» **Task description**:
How many lines of the data include the string "JSON"? State the number and nothing else.

— begin Exercise materials —

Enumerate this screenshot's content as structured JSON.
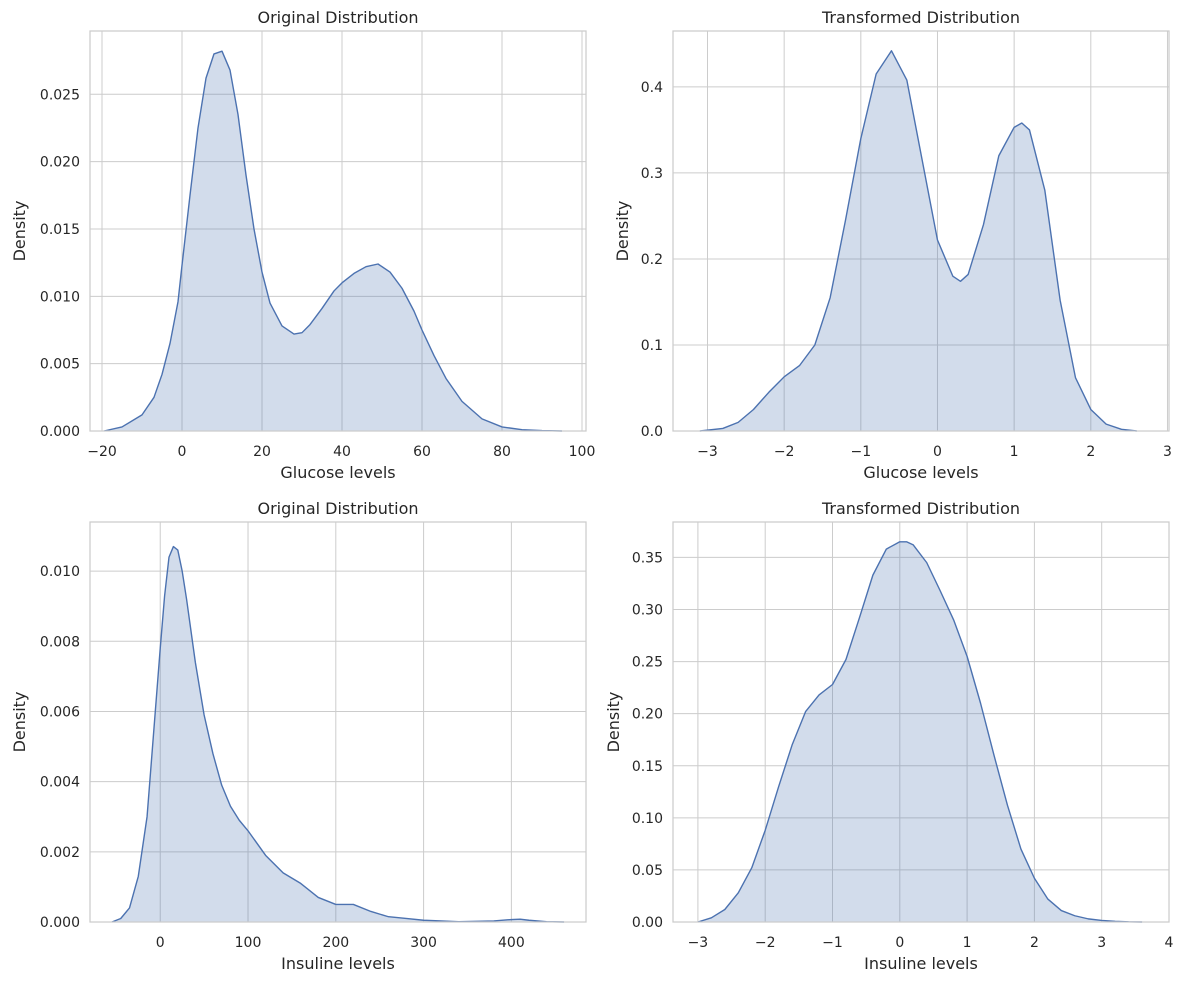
{
  "chart_data": [
    {
      "type": "area",
      "title": "Original Distribution",
      "xlabel": "Glucose levels",
      "ylabel": "Density",
      "xlim": [
        -23,
        101
      ],
      "ylim": [
        0,
        0.0297
      ],
      "xticks": [
        -20,
        0,
        20,
        40,
        60,
        80,
        100
      ],
      "xtick_labels": [
        "−20",
        "0",
        "20",
        "40",
        "60",
        "80",
        "100"
      ],
      "yticks": [
        0,
        0.005,
        0.01,
        0.015,
        0.02,
        0.025
      ],
      "ytick_labels": [
        "0.000",
        "0.005",
        "0.010",
        "0.015",
        "0.020",
        "0.025"
      ],
      "grid": true,
      "series": [
        {
          "x": [
            -19.5,
            -15,
            -10,
            -7,
            -5,
            -3,
            -1,
            0,
            2,
            4,
            6,
            8,
            10,
            12,
            14,
            16,
            18,
            20,
            22,
            25,
            28,
            30,
            32,
            35,
            38,
            40,
            43,
            46,
            49,
            52,
            55,
            58,
            60,
            63,
            66,
            70,
            75,
            80,
            85,
            90,
            95
          ],
          "y": [
            0,
            0.0003,
            0.0012,
            0.0025,
            0.0042,
            0.0065,
            0.0096,
            0.0123,
            0.0175,
            0.0225,
            0.0262,
            0.028,
            0.0282,
            0.0268,
            0.0235,
            0.019,
            0.015,
            0.0118,
            0.0095,
            0.0078,
            0.0072,
            0.0073,
            0.0079,
            0.0091,
            0.0104,
            0.011,
            0.0117,
            0.0122,
            0.0124,
            0.0118,
            0.0106,
            0.0089,
            0.0075,
            0.0056,
            0.0039,
            0.0022,
            0.0009,
            0.0003,
            0.0001,
            3e-05,
            0
          ]
        }
      ]
    },
    {
      "type": "area",
      "title": "Transformed Distribution",
      "xlabel": "Glucose levels",
      "ylabel": "Density",
      "xlim": [
        -3.45,
        3.02
      ],
      "ylim": [
        0,
        0.465
      ],
      "xticks": [
        -3,
        -2,
        -1,
        0,
        1,
        2,
        3
      ],
      "xtick_labels": [
        "−3",
        "−2",
        "−1",
        "0",
        "1",
        "2",
        "3"
      ],
      "yticks": [
        0,
        0.1,
        0.2,
        0.3,
        0.4
      ],
      "ytick_labels": [
        "0.0",
        "0.1",
        "0.2",
        "0.3",
        "0.4"
      ],
      "grid": true,
      "series": [
        {
          "x": [
            -3.1,
            -2.8,
            -2.6,
            -2.4,
            -2.2,
            -2.0,
            -1.8,
            -1.6,
            -1.4,
            -1.2,
            -1.0,
            -0.8,
            -0.6,
            -0.4,
            -0.2,
            0.0,
            0.2,
            0.3,
            0.4,
            0.6,
            0.8,
            1.0,
            1.1,
            1.2,
            1.4,
            1.6,
            1.8,
            2.0,
            2.2,
            2.4,
            2.6
          ],
          "y": [
            0,
            0.003,
            0.01,
            0.025,
            0.045,
            0.063,
            0.076,
            0.1,
            0.155,
            0.245,
            0.34,
            0.415,
            0.442,
            0.408,
            0.315,
            0.222,
            0.18,
            0.174,
            0.182,
            0.24,
            0.32,
            0.353,
            0.358,
            0.35,
            0.28,
            0.152,
            0.062,
            0.025,
            0.008,
            0.002,
            0
          ]
        }
      ]
    },
    {
      "type": "area",
      "title": "Original Distribution",
      "xlabel": "Insuline levels",
      "ylabel": "Density",
      "xlim": [
        -80,
        485
      ],
      "ylim": [
        0,
        0.0114
      ],
      "xticks": [
        0,
        100,
        200,
        300,
        400
      ],
      "xtick_labels": [
        "0",
        "100",
        "200",
        "300",
        "400"
      ],
      "yticks": [
        0,
        0.002,
        0.004,
        0.006,
        0.008,
        0.01
      ],
      "ytick_labels": [
        "0.000",
        "0.002",
        "0.004",
        "0.006",
        "0.008",
        "0.010"
      ],
      "grid": true,
      "series": [
        {
          "x": [
            -55,
            -45,
            -35,
            -25,
            -15,
            -5,
            0,
            5,
            10,
            15,
            20,
            25,
            30,
            35,
            40,
            50,
            60,
            70,
            80,
            90,
            100,
            120,
            140,
            160,
            180,
            200,
            220,
            240,
            260,
            280,
            300,
            340,
            380,
            400,
            410,
            420,
            440,
            460
          ],
          "y": [
            0,
            0.0001,
            0.0004,
            0.0013,
            0.003,
            0.0062,
            0.0078,
            0.0093,
            0.0104,
            0.0107,
            0.0106,
            0.01,
            0.0092,
            0.0083,
            0.0074,
            0.0059,
            0.0048,
            0.0039,
            0.0033,
            0.0029,
            0.0026,
            0.0019,
            0.0014,
            0.0011,
            0.0007,
            0.0005,
            0.0005,
            0.0003,
            0.00015,
            0.0001,
            5e-05,
            1e-05,
            3e-05,
            7e-05,
            8e-05,
            5e-05,
            1e-05,
            0
          ]
        }
      ]
    },
    {
      "type": "area",
      "title": "Transformed Distribution",
      "xlabel": "Insuline levels",
      "ylabel": "Density",
      "xlim": [
        -3.37,
        4.0
      ],
      "ylim": [
        0,
        0.384
      ],
      "xticks": [
        -3,
        -2,
        -1,
        0,
        1,
        2,
        3,
        4
      ],
      "xtick_labels": [
        "−3",
        "−2",
        "−1",
        "0",
        "1",
        "2",
        "3",
        "4"
      ],
      "yticks": [
        0,
        0.05,
        0.1,
        0.15,
        0.2,
        0.25,
        0.3,
        0.35
      ],
      "ytick_labels": [
        "0.00",
        "0.05",
        "0.10",
        "0.15",
        "0.20",
        "0.25",
        "0.30",
        "0.35"
      ],
      "grid": true,
      "series": [
        {
          "x": [
            -3.0,
            -2.8,
            -2.6,
            -2.4,
            -2.2,
            -2.0,
            -1.8,
            -1.6,
            -1.4,
            -1.2,
            -1.0,
            -0.8,
            -0.6,
            -0.4,
            -0.2,
            0.0,
            0.1,
            0.2,
            0.4,
            0.6,
            0.8,
            1.0,
            1.2,
            1.4,
            1.6,
            1.8,
            2.0,
            2.2,
            2.4,
            2.6,
            2.8,
            3.0,
            3.2,
            3.4,
            3.6
          ],
          "y": [
            0,
            0.004,
            0.012,
            0.028,
            0.052,
            0.088,
            0.13,
            0.17,
            0.202,
            0.218,
            0.228,
            0.252,
            0.292,
            0.333,
            0.358,
            0.365,
            0.365,
            0.362,
            0.345,
            0.318,
            0.29,
            0.255,
            0.21,
            0.16,
            0.112,
            0.07,
            0.042,
            0.022,
            0.011,
            0.006,
            0.003,
            0.0015,
            0.0007,
            0.0002,
            0
          ]
        }
      ]
    }
  ]
}
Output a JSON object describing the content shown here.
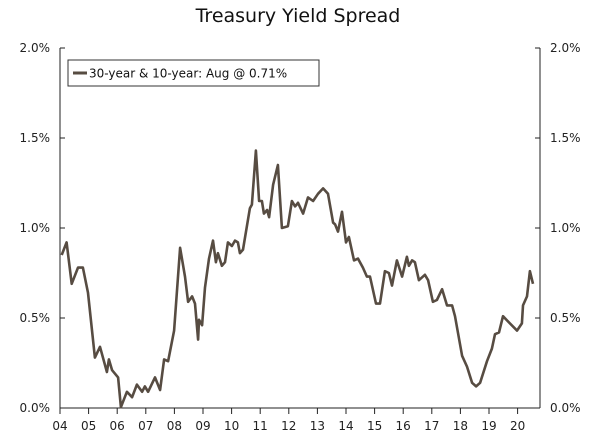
{
  "chart_data": {
    "type": "line",
    "title": "Treasury Yield Spread",
    "xlabel": "",
    "ylabel": "",
    "xlim": [
      2004,
      2020.8
    ],
    "ylim": [
      0,
      2.0
    ],
    "x_ticks": [
      2004,
      2005,
      2006,
      2007,
      2008,
      2009,
      2010,
      2011,
      2012,
      2013,
      2014,
      2015,
      2016,
      2017,
      2018,
      2019,
      2020
    ],
    "x_tick_labels": [
      "04",
      "05",
      "06",
      "07",
      "08",
      "09",
      "10",
      "11",
      "12",
      "13",
      "14",
      "15",
      "16",
      "17",
      "18",
      "19",
      "20"
    ],
    "y_ticks": [
      0,
      0.5,
      1.0,
      1.5,
      2.0
    ],
    "y_tick_labels": [
      "0.0%",
      "0.5%",
      "1.0%",
      "1.5%",
      "2.0%"
    ],
    "grid": false,
    "legend_position": "top-left",
    "series": [
      {
        "name": "30-year & 10-year: Aug @ 0.71%",
        "color": "#574c42",
        "x": [
          2004.06,
          2004.23,
          2004.41,
          2004.63,
          2004.8,
          2004.98,
          2005.22,
          2005.4,
          2005.64,
          2005.71,
          2005.82,
          2006.03,
          2006.13,
          2006.34,
          2006.52,
          2006.69,
          2006.87,
          2006.97,
          2007.08,
          2007.32,
          2007.5,
          2007.64,
          2007.78,
          2007.99,
          2008.2,
          2008.37,
          2008.48,
          2008.62,
          2008.72,
          2008.83,
          2008.86,
          2008.97,
          2009.07,
          2009.21,
          2009.35,
          2009.45,
          2009.52,
          2009.66,
          2009.77,
          2009.87,
          2010.01,
          2010.12,
          2010.22,
          2010.29,
          2010.4,
          2010.64,
          2010.71,
          2010.85,
          2010.96,
          2011.06,
          2011.13,
          2011.24,
          2011.31,
          2011.45,
          2011.62,
          2011.76,
          2011.97,
          2012.11,
          2012.22,
          2012.32,
          2012.5,
          2012.67,
          2012.85,
          2013.02,
          2013.2,
          2013.37,
          2013.55,
          2013.62,
          2013.72,
          2013.86,
          2014.0,
          2014.1,
          2014.28,
          2014.42,
          2014.59,
          2014.73,
          2014.84,
          2015.05,
          2015.19,
          2015.36,
          2015.5,
          2015.61,
          2015.78,
          2015.96,
          2016.13,
          2016.2,
          2016.31,
          2016.41,
          2016.55,
          2016.76,
          2016.87,
          2017.04,
          2017.18,
          2017.36,
          2017.53,
          2017.71,
          2017.81,
          2018.06,
          2018.23,
          2018.41,
          2018.55,
          2018.69,
          2018.93,
          2019.1,
          2019.21,
          2019.35,
          2019.49,
          2019.73,
          2019.98,
          2020.15,
          2020.19,
          2020.33,
          2020.43,
          2020.54
        ],
        "values": [
          0.85,
          0.92,
          0.69,
          0.78,
          0.78,
          0.64,
          0.28,
          0.34,
          0.2,
          0.27,
          0.21,
          0.17,
          0.005,
          0.09,
          0.06,
          0.13,
          0.09,
          0.12,
          0.09,
          0.17,
          0.1,
          0.27,
          0.26,
          0.43,
          0.89,
          0.73,
          0.59,
          0.62,
          0.58,
          0.38,
          0.49,
          0.46,
          0.67,
          0.83,
          0.93,
          0.81,
          0.86,
          0.79,
          0.81,
          0.92,
          0.9,
          0.93,
          0.92,
          0.86,
          0.88,
          1.11,
          1.13,
          1.43,
          1.15,
          1.15,
          1.08,
          1.1,
          1.06,
          1.24,
          1.35,
          1.0,
          1.01,
          1.15,
          1.12,
          1.14,
          1.08,
          1.17,
          1.15,
          1.19,
          1.22,
          1.19,
          1.03,
          1.02,
          0.98,
          1.09,
          0.92,
          0.95,
          0.82,
          0.83,
          0.78,
          0.73,
          0.73,
          0.58,
          0.58,
          0.76,
          0.75,
          0.68,
          0.82,
          0.73,
          0.84,
          0.79,
          0.82,
          0.81,
          0.71,
          0.74,
          0.71,
          0.59,
          0.6,
          0.66,
          0.57,
          0.57,
          0.51,
          0.29,
          0.23,
          0.14,
          0.12,
          0.14,
          0.26,
          0.33,
          0.41,
          0.42,
          0.51,
          0.47,
          0.43,
          0.47,
          0.57,
          0.62,
          0.76,
          0.69
        ]
      }
    ]
  }
}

— end Exercise materials —

» **Answer**:
2